### Aim
Pull out every line containing the string "this".
>> Begin
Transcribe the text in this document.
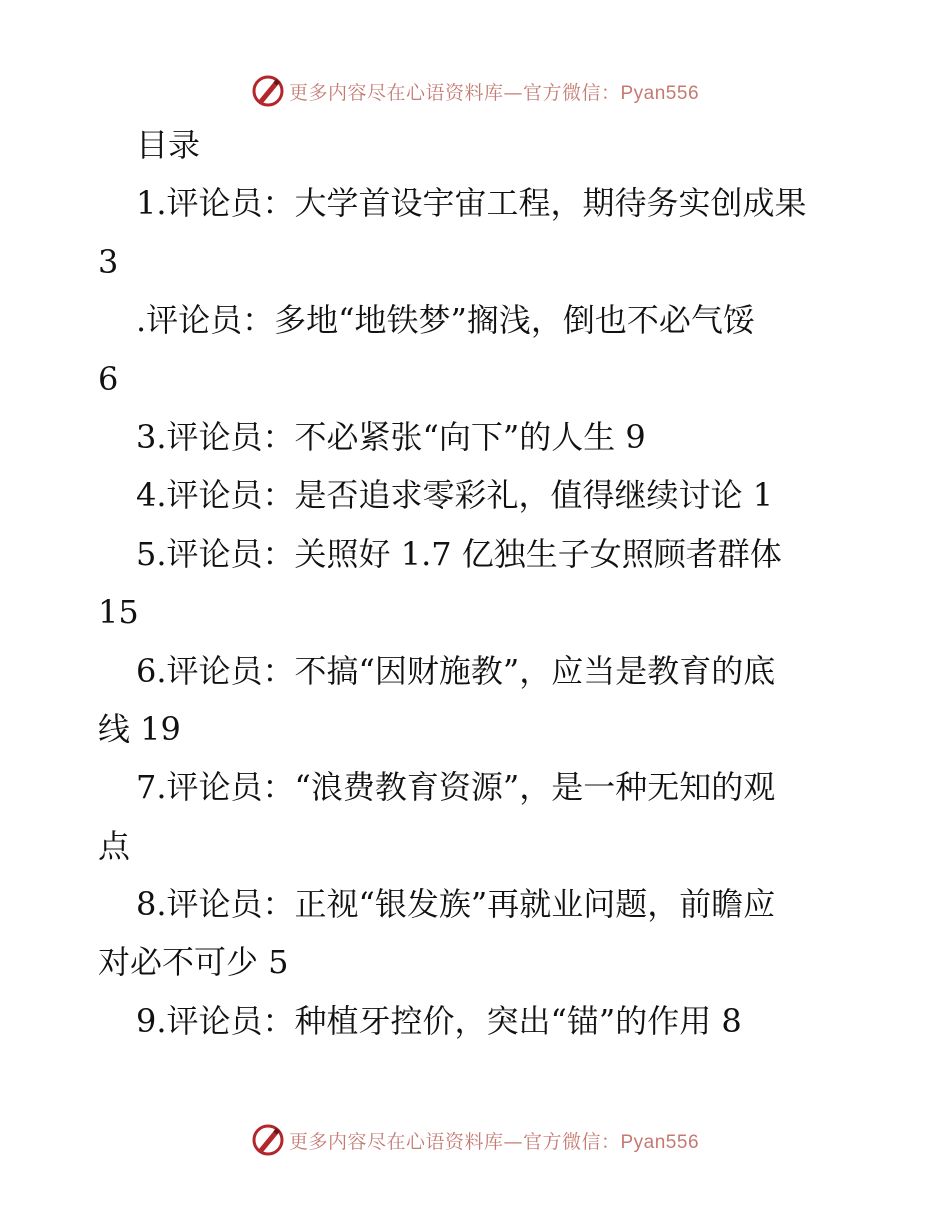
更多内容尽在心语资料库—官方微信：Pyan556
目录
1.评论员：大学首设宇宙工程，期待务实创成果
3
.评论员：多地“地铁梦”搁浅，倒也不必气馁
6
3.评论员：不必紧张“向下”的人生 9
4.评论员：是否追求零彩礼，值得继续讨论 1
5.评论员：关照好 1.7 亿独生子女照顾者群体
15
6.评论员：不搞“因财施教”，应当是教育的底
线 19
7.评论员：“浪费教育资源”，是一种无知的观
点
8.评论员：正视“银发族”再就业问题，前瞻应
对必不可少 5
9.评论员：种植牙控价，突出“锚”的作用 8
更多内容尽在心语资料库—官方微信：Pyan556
>> End
>> Begin
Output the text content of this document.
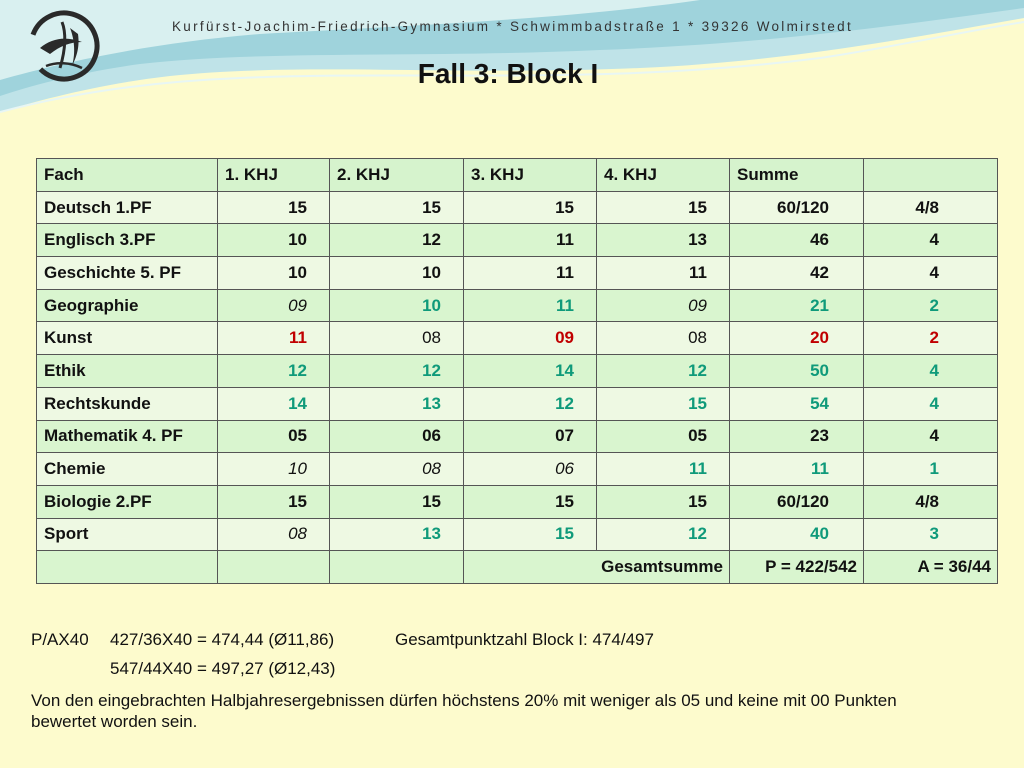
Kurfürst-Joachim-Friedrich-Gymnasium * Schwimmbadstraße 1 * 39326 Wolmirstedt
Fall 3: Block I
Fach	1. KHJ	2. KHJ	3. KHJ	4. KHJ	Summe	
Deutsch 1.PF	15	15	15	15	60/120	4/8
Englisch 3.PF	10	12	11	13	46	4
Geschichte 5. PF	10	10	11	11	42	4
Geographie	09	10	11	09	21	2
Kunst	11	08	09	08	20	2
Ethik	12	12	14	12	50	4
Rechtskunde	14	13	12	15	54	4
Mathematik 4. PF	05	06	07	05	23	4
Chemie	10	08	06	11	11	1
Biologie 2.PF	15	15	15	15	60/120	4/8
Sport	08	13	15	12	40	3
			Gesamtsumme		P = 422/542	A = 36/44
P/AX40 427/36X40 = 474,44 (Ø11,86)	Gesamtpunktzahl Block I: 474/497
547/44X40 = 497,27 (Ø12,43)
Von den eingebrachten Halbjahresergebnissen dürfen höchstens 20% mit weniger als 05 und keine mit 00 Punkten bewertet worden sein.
>> End
### Worked answer
Transcribe the text in this document.
Output the text content of this document.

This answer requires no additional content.